* Problem statement *
Retype the records below word for word and omit any image.

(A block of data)
* Start *

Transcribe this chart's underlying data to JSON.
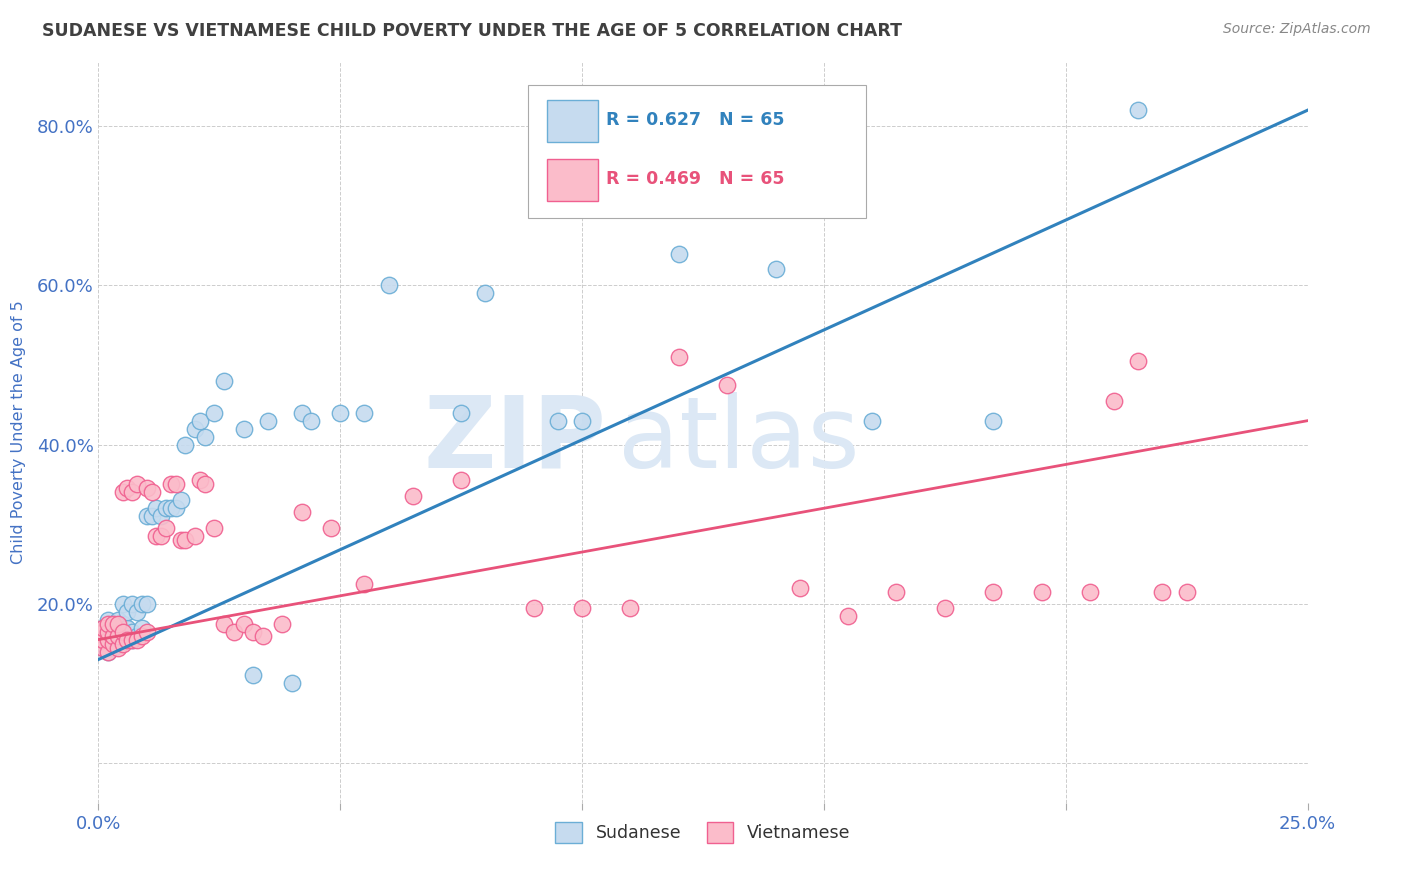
{
  "title": "SUDANESE VS VIETNAMESE CHILD POVERTY UNDER THE AGE OF 5 CORRELATION CHART",
  "source": "Source: ZipAtlas.com",
  "ylabel": "Child Poverty Under the Age of 5",
  "xlim": [
    0.0,
    0.25
  ],
  "ylim": [
    -0.05,
    0.88
  ],
  "xticks": [
    0.0,
    0.05,
    0.1,
    0.15,
    0.2,
    0.25
  ],
  "xticklabels": [
    "0.0%",
    "",
    "",
    "",
    "",
    "25.0%"
  ],
  "yticks": [
    0.0,
    0.2,
    0.4,
    0.6,
    0.8
  ],
  "yticklabels": [
    "",
    "20.0%",
    "40.0%",
    "60.0%",
    "80.0%"
  ],
  "sudanese_R": 0.627,
  "sudanese_N": 65,
  "vietnamese_R": 0.469,
  "vietnamese_N": 65,
  "sudanese_color": "#6baed6",
  "sudanese_fill": "#c6dbef",
  "vietnamese_color": "#f06090",
  "vietnamese_fill": "#fbbcca",
  "sudanese_line_color": "#3182bd",
  "vietnamese_line_color": "#e8527a",
  "background_color": "#ffffff",
  "grid_color": "#c8c8c8",
  "title_color": "#404040",
  "axis_label_color": "#4472c4",
  "tick_color": "#4472c4",
  "watermark_zip": "ZIP",
  "watermark_atlas": "atlas",
  "watermark_color": "#dce8f5",
  "sudanese_x": [
    0.001,
    0.001,
    0.001,
    0.001,
    0.001,
    0.002,
    0.002,
    0.002,
    0.002,
    0.002,
    0.003,
    0.003,
    0.003,
    0.003,
    0.004,
    0.004,
    0.004,
    0.004,
    0.005,
    0.005,
    0.005,
    0.005,
    0.006,
    0.006,
    0.006,
    0.007,
    0.007,
    0.007,
    0.008,
    0.008,
    0.009,
    0.009,
    0.01,
    0.01,
    0.011,
    0.012,
    0.013,
    0.014,
    0.015,
    0.016,
    0.017,
    0.018,
    0.02,
    0.021,
    0.022,
    0.024,
    0.026,
    0.03,
    0.032,
    0.035,
    0.04,
    0.042,
    0.044,
    0.05,
    0.055,
    0.06,
    0.075,
    0.08,
    0.095,
    0.1,
    0.12,
    0.14,
    0.16,
    0.185,
    0.215
  ],
  "sudanese_y": [
    0.145,
    0.15,
    0.155,
    0.16,
    0.17,
    0.14,
    0.15,
    0.16,
    0.175,
    0.18,
    0.145,
    0.155,
    0.165,
    0.175,
    0.15,
    0.16,
    0.17,
    0.18,
    0.155,
    0.165,
    0.175,
    0.2,
    0.16,
    0.17,
    0.19,
    0.155,
    0.165,
    0.2,
    0.16,
    0.19,
    0.17,
    0.2,
    0.2,
    0.31,
    0.31,
    0.32,
    0.31,
    0.32,
    0.32,
    0.32,
    0.33,
    0.4,
    0.42,
    0.43,
    0.41,
    0.44,
    0.48,
    0.42,
    0.11,
    0.43,
    0.1,
    0.44,
    0.43,
    0.44,
    0.44,
    0.6,
    0.44,
    0.59,
    0.43,
    0.43,
    0.64,
    0.62,
    0.43,
    0.43,
    0.82
  ],
  "vietnamese_x": [
    0.001,
    0.001,
    0.001,
    0.001,
    0.002,
    0.002,
    0.002,
    0.002,
    0.003,
    0.003,
    0.003,
    0.004,
    0.004,
    0.004,
    0.005,
    0.005,
    0.005,
    0.006,
    0.006,
    0.007,
    0.007,
    0.008,
    0.008,
    0.009,
    0.01,
    0.01,
    0.011,
    0.012,
    0.013,
    0.014,
    0.015,
    0.016,
    0.017,
    0.018,
    0.02,
    0.021,
    0.022,
    0.024,
    0.026,
    0.028,
    0.03,
    0.032,
    0.034,
    0.038,
    0.042,
    0.048,
    0.055,
    0.065,
    0.075,
    0.09,
    0.1,
    0.11,
    0.12,
    0.13,
    0.145,
    0.155,
    0.165,
    0.175,
    0.185,
    0.195,
    0.205,
    0.21,
    0.215,
    0.22,
    0.225
  ],
  "vietnamese_y": [
    0.145,
    0.155,
    0.165,
    0.17,
    0.14,
    0.155,
    0.165,
    0.175,
    0.15,
    0.16,
    0.175,
    0.145,
    0.16,
    0.175,
    0.15,
    0.165,
    0.34,
    0.155,
    0.345,
    0.155,
    0.34,
    0.155,
    0.35,
    0.16,
    0.165,
    0.345,
    0.34,
    0.285,
    0.285,
    0.295,
    0.35,
    0.35,
    0.28,
    0.28,
    0.285,
    0.355,
    0.35,
    0.295,
    0.175,
    0.165,
    0.175,
    0.165,
    0.16,
    0.175,
    0.315,
    0.295,
    0.225,
    0.335,
    0.355,
    0.195,
    0.195,
    0.195,
    0.51,
    0.475,
    0.22,
    0.185,
    0.215,
    0.195,
    0.215,
    0.215,
    0.215,
    0.455,
    0.505,
    0.215,
    0.215
  ]
}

* End *

* Worked solution *
Transcribe this chart's underlying data to JSON.
{
  "title": "SUDANESE VS VIETNAMESE CHILD POVERTY UNDER THE AGE OF 5 CORRELATION CHART",
  "source": "Source: ZipAtlas.com",
  "ylabel": "Child Poverty Under the Age of 5",
  "xlim": [
    0.0,
    0.25
  ],
  "ylim": [
    -0.05,
    0.88
  ],
  "xticks": [
    0.0,
    0.05,
    0.1,
    0.15,
    0.2,
    0.25
  ],
  "xticklabels": [
    "0.0%",
    "",
    "",
    "",
    "",
    "25.0%"
  ],
  "yticks": [
    0.0,
    0.2,
    0.4,
    0.6,
    0.8
  ],
  "yticklabels": [
    "",
    "20.0%",
    "40.0%",
    "60.0%",
    "80.0%"
  ],
  "sudanese_R": 0.627,
  "sudanese_N": 65,
  "vietnamese_R": 0.469,
  "vietnamese_N": 65,
  "sudanese_color": "#6baed6",
  "sudanese_fill": "#c6dbef",
  "vietnamese_color": "#f06090",
  "vietnamese_fill": "#fbbcca",
  "sudanese_line_color": "#3182bd",
  "vietnamese_line_color": "#e8527a",
  "background_color": "#ffffff",
  "grid_color": "#c8c8c8",
  "title_color": "#404040",
  "axis_label_color": "#4472c4",
  "tick_color": "#4472c4",
  "watermark_zip": "ZIP",
  "watermark_atlas": "atlas",
  "watermark_color": "#dce8f5",
  "sudanese_x": [
    0.001,
    0.001,
    0.001,
    0.001,
    0.001,
    0.002,
    0.002,
    0.002,
    0.002,
    0.002,
    0.003,
    0.003,
    0.003,
    0.003,
    0.004,
    0.004,
    0.004,
    0.004,
    0.005,
    0.005,
    0.005,
    0.005,
    0.006,
    0.006,
    0.006,
    0.007,
    0.007,
    0.007,
    0.008,
    0.008,
    0.009,
    0.009,
    0.01,
    0.01,
    0.011,
    0.012,
    0.013,
    0.014,
    0.015,
    0.016,
    0.017,
    0.018,
    0.02,
    0.021,
    0.022,
    0.024,
    0.026,
    0.03,
    0.032,
    0.035,
    0.04,
    0.042,
    0.044,
    0.05,
    0.055,
    0.06,
    0.075,
    0.08,
    0.095,
    0.1,
    0.12,
    0.14,
    0.16,
    0.185,
    0.215
  ],
  "sudanese_y": [
    0.145,
    0.15,
    0.155,
    0.16,
    0.17,
    0.14,
    0.15,
    0.16,
    0.175,
    0.18,
    0.145,
    0.155,
    0.165,
    0.175,
    0.15,
    0.16,
    0.17,
    0.18,
    0.155,
    0.165,
    0.175,
    0.2,
    0.16,
    0.17,
    0.19,
    0.155,
    0.165,
    0.2,
    0.16,
    0.19,
    0.17,
    0.2,
    0.2,
    0.31,
    0.31,
    0.32,
    0.31,
    0.32,
    0.32,
    0.32,
    0.33,
    0.4,
    0.42,
    0.43,
    0.41,
    0.44,
    0.48,
    0.42,
    0.11,
    0.43,
    0.1,
    0.44,
    0.43,
    0.44,
    0.44,
    0.6,
    0.44,
    0.59,
    0.43,
    0.43,
    0.64,
    0.62,
    0.43,
    0.43,
    0.82
  ],
  "vietnamese_x": [
    0.001,
    0.001,
    0.001,
    0.001,
    0.002,
    0.002,
    0.002,
    0.002,
    0.003,
    0.003,
    0.003,
    0.004,
    0.004,
    0.004,
    0.005,
    0.005,
    0.005,
    0.006,
    0.006,
    0.007,
    0.007,
    0.008,
    0.008,
    0.009,
    0.01,
    0.01,
    0.011,
    0.012,
    0.013,
    0.014,
    0.015,
    0.016,
    0.017,
    0.018,
    0.02,
    0.021,
    0.022,
    0.024,
    0.026,
    0.028,
    0.03,
    0.032,
    0.034,
    0.038,
    0.042,
    0.048,
    0.055,
    0.065,
    0.075,
    0.09,
    0.1,
    0.11,
    0.12,
    0.13,
    0.145,
    0.155,
    0.165,
    0.175,
    0.185,
    0.195,
    0.205,
    0.21,
    0.215,
    0.22,
    0.225
  ],
  "vietnamese_y": [
    0.145,
    0.155,
    0.165,
    0.17,
    0.14,
    0.155,
    0.165,
    0.175,
    0.15,
    0.16,
    0.175,
    0.145,
    0.16,
    0.175,
    0.15,
    0.165,
    0.34,
    0.155,
    0.345,
    0.155,
    0.34,
    0.155,
    0.35,
    0.16,
    0.165,
    0.345,
    0.34,
    0.285,
    0.285,
    0.295,
    0.35,
    0.35,
    0.28,
    0.28,
    0.285,
    0.355,
    0.35,
    0.295,
    0.175,
    0.165,
    0.175,
    0.165,
    0.16,
    0.175,
    0.315,
    0.295,
    0.225,
    0.335,
    0.355,
    0.195,
    0.195,
    0.195,
    0.51,
    0.475,
    0.22,
    0.185,
    0.215,
    0.195,
    0.215,
    0.215,
    0.215,
    0.455,
    0.505,
    0.215,
    0.215
  ]
}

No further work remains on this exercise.